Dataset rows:

********

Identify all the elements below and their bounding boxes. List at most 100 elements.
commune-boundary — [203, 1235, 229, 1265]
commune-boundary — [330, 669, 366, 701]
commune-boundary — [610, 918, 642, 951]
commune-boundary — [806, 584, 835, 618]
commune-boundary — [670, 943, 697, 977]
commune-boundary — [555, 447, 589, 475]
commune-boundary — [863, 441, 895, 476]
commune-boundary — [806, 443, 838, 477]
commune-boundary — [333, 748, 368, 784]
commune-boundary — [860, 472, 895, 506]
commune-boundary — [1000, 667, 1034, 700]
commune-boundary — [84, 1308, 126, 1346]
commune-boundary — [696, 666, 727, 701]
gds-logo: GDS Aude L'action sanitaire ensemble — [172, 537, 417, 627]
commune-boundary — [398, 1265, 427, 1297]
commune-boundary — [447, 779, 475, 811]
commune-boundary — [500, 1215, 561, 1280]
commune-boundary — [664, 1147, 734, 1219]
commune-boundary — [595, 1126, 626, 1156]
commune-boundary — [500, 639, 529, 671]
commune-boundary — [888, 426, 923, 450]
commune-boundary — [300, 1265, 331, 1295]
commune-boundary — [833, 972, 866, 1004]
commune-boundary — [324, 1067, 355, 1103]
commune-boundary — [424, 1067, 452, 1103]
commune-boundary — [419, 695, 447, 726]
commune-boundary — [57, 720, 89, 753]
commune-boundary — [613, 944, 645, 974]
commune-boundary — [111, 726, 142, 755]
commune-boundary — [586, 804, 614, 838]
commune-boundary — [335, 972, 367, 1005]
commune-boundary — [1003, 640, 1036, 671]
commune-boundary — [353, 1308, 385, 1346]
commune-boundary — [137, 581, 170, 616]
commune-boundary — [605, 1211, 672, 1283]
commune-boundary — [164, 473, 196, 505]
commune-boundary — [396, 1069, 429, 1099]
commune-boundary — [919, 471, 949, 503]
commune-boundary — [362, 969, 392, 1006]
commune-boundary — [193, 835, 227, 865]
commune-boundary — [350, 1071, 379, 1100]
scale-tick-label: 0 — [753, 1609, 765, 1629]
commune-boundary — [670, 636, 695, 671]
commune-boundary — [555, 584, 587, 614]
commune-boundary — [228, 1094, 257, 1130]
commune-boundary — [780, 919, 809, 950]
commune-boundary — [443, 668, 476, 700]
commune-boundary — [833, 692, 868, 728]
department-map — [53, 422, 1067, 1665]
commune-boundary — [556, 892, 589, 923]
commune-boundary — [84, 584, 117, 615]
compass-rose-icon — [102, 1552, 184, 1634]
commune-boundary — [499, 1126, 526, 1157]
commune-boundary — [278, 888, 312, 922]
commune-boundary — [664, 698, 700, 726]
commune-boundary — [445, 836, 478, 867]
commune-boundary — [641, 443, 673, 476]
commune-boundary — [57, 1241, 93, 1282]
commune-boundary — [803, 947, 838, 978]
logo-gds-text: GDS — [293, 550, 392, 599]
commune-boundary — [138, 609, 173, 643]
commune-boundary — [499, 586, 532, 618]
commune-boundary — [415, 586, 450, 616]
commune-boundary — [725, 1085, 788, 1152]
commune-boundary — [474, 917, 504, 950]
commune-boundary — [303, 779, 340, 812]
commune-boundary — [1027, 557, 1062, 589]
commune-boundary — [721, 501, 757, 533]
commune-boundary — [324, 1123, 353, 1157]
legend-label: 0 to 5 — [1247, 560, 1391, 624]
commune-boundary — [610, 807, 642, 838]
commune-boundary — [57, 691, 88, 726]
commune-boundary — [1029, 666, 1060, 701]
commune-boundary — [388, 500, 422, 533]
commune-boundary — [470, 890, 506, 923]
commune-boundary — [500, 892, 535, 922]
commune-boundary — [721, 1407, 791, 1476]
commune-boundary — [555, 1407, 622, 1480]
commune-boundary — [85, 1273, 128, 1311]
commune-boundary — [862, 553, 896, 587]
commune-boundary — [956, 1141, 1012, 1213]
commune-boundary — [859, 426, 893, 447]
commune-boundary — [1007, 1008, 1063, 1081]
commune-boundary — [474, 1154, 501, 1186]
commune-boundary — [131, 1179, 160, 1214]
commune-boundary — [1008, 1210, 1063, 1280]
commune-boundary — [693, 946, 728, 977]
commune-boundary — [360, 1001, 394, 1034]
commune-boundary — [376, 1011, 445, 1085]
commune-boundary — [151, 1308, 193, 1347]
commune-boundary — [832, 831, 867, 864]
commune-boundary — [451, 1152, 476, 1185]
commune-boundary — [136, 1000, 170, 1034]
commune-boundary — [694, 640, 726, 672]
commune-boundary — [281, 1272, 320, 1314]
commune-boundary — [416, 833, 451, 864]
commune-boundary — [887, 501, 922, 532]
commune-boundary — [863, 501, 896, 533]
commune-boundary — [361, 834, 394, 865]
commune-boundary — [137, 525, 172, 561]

********

_Exercise details_: Retype the entries from the first line through the line containing "commune-boundary — [57, 720, 89, 753]", both included, keeping every character unchanged.

_Correct result_:
Identify all the elements below and their bounding boxes. List at most 100 elements.
commune-boundary — [203, 1235, 229, 1265]
commune-boundary — [330, 669, 366, 701]
commune-boundary — [610, 918, 642, 951]
commune-boundary — [806, 584, 835, 618]
commune-boundary — [670, 943, 697, 977]
commune-boundary — [555, 447, 589, 475]
commune-boundary — [863, 441, 895, 476]
commune-boundary — [806, 443, 838, 477]
commune-boundary — [333, 748, 368, 784]
commune-boundary — [860, 472, 895, 506]
commune-boundary — [1000, 667, 1034, 700]
commune-boundary — [84, 1308, 126, 1346]
commune-boundary — [696, 666, 727, 701]
gds-logo: GDS Aude L'action sanitaire ensemble — [172, 537, 417, 627]
commune-boundary — [398, 1265, 427, 1297]
commune-boundary — [447, 779, 475, 811]
commune-boundary — [500, 1215, 561, 1280]
commune-boundary — [664, 1147, 734, 1219]
commune-boundary — [595, 1126, 626, 1156]
commune-boundary — [500, 639, 529, 671]
commune-boundary — [888, 426, 923, 450]
commune-boundary — [300, 1265, 331, 1295]
commune-boundary — [833, 972, 866, 1004]
commune-boundary — [324, 1067, 355, 1103]
commune-boundary — [424, 1067, 452, 1103]
commune-boundary — [419, 695, 447, 726]
commune-boundary — [57, 720, 89, 753]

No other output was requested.